_Stated goal_.
Pull out every line with the word "ffffff" from the entries below.

***** Entries shown *****

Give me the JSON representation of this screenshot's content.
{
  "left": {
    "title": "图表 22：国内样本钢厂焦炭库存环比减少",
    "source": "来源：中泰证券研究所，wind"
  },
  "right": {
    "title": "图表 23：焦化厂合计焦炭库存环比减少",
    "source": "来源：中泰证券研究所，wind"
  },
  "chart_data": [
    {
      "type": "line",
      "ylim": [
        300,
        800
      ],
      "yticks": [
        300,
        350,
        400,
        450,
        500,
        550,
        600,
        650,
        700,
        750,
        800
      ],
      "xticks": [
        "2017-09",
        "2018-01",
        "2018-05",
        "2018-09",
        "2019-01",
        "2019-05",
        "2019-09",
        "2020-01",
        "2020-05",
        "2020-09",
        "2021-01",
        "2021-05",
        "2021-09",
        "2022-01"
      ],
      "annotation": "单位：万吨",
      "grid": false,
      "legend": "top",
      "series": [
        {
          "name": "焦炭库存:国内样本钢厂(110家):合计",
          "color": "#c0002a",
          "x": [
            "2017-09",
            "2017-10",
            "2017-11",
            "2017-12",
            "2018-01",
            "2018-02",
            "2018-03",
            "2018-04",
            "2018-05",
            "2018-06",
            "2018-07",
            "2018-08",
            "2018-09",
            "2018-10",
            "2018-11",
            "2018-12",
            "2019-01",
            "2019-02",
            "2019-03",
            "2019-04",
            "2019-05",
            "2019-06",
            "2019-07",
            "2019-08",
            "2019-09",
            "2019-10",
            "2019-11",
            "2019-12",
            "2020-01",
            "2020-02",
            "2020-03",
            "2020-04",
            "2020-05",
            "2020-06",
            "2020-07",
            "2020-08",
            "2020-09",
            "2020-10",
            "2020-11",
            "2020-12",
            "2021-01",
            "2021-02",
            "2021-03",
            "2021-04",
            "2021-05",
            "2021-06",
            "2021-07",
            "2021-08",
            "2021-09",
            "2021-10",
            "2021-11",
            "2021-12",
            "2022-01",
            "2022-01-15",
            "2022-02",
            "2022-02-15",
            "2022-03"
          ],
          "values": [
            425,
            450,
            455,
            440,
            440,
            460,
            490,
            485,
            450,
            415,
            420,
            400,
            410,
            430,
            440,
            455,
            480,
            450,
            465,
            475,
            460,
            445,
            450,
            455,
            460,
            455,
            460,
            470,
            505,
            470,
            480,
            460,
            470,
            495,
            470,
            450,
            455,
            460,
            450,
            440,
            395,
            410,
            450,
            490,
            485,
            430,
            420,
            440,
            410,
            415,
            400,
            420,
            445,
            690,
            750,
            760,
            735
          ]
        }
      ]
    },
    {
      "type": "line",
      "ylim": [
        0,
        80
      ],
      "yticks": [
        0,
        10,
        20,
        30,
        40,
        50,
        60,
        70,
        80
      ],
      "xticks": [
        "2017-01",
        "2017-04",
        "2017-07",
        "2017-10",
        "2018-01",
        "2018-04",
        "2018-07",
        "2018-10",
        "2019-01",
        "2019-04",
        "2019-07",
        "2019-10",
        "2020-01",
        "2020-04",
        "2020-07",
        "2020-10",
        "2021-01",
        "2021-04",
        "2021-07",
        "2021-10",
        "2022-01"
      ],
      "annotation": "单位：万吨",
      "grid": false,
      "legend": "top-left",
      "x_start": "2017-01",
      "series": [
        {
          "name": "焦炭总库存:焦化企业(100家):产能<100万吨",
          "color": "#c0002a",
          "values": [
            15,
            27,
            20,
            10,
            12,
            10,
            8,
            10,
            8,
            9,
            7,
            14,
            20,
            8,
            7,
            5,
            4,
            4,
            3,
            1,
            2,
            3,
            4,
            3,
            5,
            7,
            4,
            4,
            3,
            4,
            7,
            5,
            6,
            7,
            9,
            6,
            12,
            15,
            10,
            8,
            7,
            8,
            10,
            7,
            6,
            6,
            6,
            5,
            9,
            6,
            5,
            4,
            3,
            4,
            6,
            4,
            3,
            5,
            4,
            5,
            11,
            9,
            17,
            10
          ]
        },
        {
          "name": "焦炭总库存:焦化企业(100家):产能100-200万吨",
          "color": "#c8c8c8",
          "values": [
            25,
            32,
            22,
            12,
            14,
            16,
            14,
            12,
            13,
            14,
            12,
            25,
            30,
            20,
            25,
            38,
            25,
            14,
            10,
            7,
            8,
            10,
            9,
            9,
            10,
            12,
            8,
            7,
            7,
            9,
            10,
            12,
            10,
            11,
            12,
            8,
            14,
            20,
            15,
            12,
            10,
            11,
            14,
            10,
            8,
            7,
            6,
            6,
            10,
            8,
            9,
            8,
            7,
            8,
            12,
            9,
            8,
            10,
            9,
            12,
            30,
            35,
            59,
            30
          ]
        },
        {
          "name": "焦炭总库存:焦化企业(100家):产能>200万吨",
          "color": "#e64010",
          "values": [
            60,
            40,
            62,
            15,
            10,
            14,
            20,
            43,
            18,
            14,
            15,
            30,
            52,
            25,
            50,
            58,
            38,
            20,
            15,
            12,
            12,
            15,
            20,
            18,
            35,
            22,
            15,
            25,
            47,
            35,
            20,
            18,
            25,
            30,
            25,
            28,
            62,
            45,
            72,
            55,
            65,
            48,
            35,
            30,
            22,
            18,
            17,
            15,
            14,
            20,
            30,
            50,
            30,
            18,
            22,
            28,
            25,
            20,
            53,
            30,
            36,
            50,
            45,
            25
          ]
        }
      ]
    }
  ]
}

*****
***** Entries shown *****

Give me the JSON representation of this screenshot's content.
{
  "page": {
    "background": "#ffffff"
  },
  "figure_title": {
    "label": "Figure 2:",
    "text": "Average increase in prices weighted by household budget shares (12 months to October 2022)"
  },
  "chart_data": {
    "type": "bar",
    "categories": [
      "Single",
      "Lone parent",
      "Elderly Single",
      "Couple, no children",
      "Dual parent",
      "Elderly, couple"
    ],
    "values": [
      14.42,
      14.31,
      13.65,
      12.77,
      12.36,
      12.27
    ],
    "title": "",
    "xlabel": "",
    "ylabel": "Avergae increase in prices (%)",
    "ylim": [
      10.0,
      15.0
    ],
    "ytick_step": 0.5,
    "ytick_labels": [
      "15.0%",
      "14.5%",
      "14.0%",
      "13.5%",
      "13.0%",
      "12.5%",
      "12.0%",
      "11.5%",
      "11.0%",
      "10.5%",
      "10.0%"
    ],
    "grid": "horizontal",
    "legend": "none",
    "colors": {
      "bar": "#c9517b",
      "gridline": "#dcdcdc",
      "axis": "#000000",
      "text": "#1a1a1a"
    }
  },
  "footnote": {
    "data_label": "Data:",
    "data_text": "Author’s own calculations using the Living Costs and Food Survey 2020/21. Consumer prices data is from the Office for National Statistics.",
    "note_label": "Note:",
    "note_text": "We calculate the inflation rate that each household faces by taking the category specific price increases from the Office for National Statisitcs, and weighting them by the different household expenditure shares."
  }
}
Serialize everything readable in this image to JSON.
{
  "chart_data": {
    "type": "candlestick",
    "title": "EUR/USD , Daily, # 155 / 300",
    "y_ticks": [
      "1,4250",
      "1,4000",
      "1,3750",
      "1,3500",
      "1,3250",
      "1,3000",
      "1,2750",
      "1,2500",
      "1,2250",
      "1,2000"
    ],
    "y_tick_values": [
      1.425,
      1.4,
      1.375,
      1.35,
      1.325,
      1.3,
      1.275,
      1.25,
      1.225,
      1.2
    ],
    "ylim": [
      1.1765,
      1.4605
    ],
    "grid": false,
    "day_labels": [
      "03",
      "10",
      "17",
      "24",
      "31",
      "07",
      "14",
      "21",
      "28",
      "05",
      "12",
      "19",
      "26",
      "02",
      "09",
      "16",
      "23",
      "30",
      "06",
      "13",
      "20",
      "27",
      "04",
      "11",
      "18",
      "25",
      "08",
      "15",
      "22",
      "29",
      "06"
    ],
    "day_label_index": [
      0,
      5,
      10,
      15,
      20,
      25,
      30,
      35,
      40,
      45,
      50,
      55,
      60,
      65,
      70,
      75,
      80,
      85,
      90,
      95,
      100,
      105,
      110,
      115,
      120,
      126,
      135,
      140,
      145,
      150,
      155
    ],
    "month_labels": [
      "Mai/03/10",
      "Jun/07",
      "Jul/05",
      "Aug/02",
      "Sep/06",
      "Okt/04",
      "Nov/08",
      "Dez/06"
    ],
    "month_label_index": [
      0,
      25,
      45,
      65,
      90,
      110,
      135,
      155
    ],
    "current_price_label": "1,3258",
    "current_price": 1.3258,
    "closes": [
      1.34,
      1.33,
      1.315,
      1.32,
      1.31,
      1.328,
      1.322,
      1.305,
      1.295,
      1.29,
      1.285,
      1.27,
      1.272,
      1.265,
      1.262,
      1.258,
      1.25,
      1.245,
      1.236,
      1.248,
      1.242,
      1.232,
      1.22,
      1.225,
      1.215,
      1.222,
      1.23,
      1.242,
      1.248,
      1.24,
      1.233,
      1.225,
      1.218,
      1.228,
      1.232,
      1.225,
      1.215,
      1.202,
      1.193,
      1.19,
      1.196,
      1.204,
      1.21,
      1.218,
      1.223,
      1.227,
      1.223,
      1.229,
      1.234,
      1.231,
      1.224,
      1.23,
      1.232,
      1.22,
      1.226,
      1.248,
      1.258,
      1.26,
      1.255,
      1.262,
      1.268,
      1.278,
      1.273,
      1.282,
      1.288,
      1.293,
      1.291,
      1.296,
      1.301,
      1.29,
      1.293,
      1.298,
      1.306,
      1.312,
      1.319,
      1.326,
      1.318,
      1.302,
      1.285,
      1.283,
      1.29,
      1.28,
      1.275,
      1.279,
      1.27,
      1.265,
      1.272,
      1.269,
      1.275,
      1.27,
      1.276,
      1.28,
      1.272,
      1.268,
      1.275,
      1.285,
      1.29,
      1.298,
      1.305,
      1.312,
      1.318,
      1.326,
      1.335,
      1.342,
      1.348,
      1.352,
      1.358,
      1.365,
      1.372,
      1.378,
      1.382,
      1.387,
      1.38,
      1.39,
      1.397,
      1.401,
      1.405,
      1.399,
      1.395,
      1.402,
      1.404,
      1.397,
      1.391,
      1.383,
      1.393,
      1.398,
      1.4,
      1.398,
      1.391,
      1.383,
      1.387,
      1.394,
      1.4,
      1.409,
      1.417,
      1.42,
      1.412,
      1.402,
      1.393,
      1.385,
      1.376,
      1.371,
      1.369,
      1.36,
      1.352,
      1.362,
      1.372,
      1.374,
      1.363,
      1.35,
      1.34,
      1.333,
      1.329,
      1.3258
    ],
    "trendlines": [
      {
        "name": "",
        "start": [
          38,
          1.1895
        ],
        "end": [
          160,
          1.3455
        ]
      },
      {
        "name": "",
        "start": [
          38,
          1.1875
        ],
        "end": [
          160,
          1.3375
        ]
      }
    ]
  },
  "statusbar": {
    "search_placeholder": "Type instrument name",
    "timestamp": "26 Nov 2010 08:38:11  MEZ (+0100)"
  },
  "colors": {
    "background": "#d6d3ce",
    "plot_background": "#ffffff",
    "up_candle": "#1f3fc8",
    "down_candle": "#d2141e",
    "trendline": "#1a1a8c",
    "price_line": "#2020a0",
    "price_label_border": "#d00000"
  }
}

*****

_Full output_.
    "background": "#ffffff"
    "plot_background": "#ffffff",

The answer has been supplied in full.